## Task requirements
Copy the data that follows exactly. Include no pictures.

## Records to use
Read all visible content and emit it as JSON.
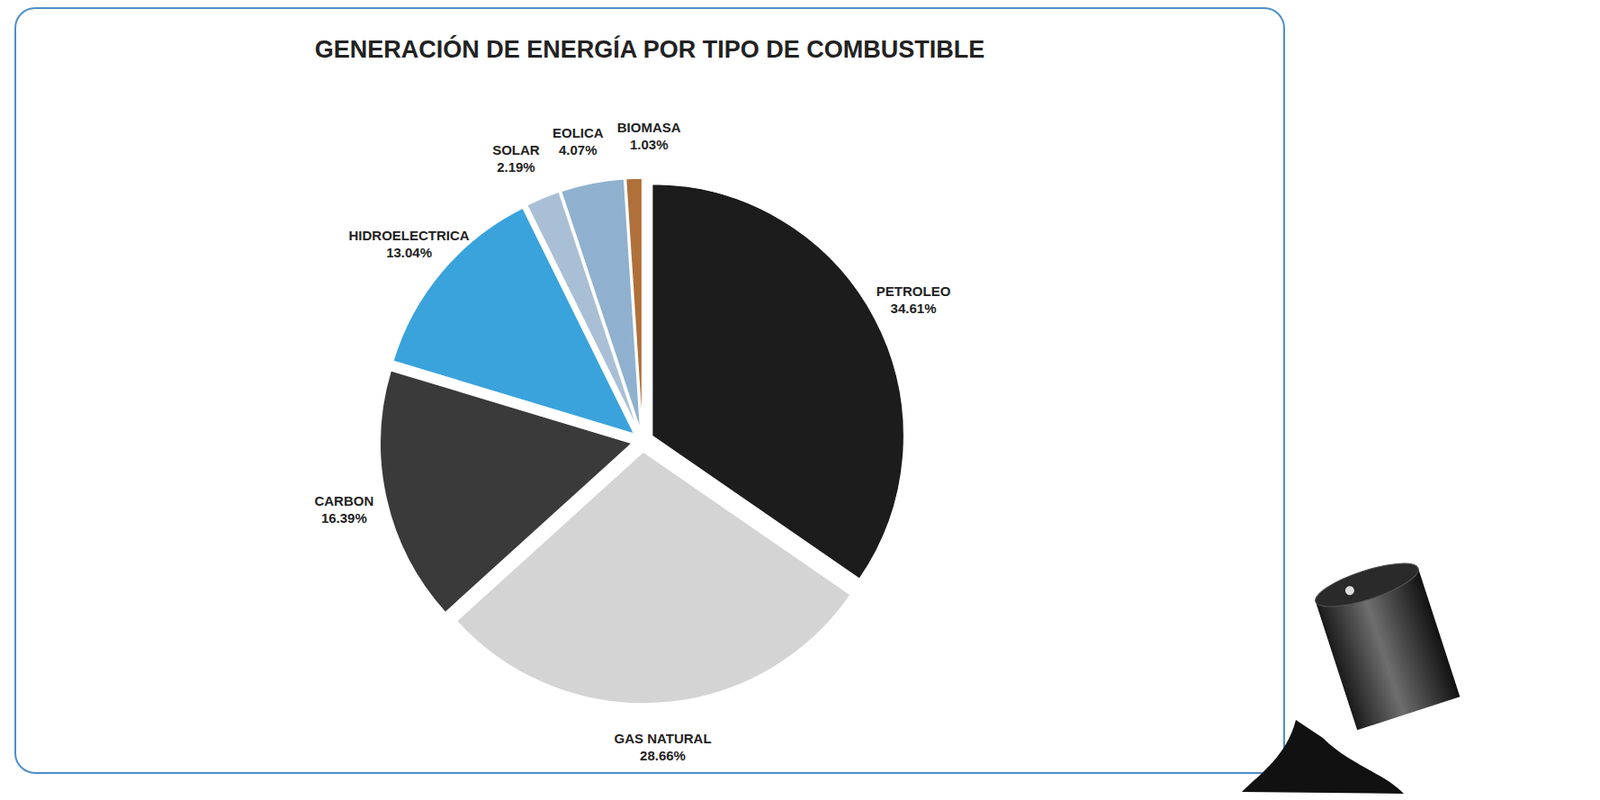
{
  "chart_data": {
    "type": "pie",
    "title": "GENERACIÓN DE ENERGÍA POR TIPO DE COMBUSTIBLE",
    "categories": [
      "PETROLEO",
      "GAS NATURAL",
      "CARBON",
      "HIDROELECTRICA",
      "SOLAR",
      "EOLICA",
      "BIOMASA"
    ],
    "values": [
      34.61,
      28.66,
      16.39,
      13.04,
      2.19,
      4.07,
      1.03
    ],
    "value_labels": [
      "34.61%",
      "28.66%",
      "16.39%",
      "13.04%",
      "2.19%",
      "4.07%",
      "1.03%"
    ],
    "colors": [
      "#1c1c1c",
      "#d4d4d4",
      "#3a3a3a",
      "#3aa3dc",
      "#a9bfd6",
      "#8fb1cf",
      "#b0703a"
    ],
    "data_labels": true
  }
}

## Solution for this problem
Read all visible content and emit it as JSON.
{
  "chart_data": {
    "type": "pie",
    "title": "GENERACIÓN DE ENERGÍA POR TIPO DE COMBUSTIBLE",
    "categories": [
      "PETROLEO",
      "GAS NATURAL",
      "CARBON",
      "HIDROELECTRICA",
      "SOLAR",
      "EOLICA",
      "BIOMASA"
    ],
    "values": [
      34.61,
      28.66,
      16.39,
      13.04,
      2.19,
      4.07,
      1.03
    ],
    "value_labels": [
      "34.61%",
      "28.66%",
      "16.39%",
      "13.04%",
      "2.19%",
      "4.07%",
      "1.03%"
    ],
    "colors": [
      "#1c1c1c",
      "#d4d4d4",
      "#3a3a3a",
      "#3aa3dc",
      "#a9bfd6",
      "#8fb1cf",
      "#b0703a"
    ],
    "data_labels": true
  }
}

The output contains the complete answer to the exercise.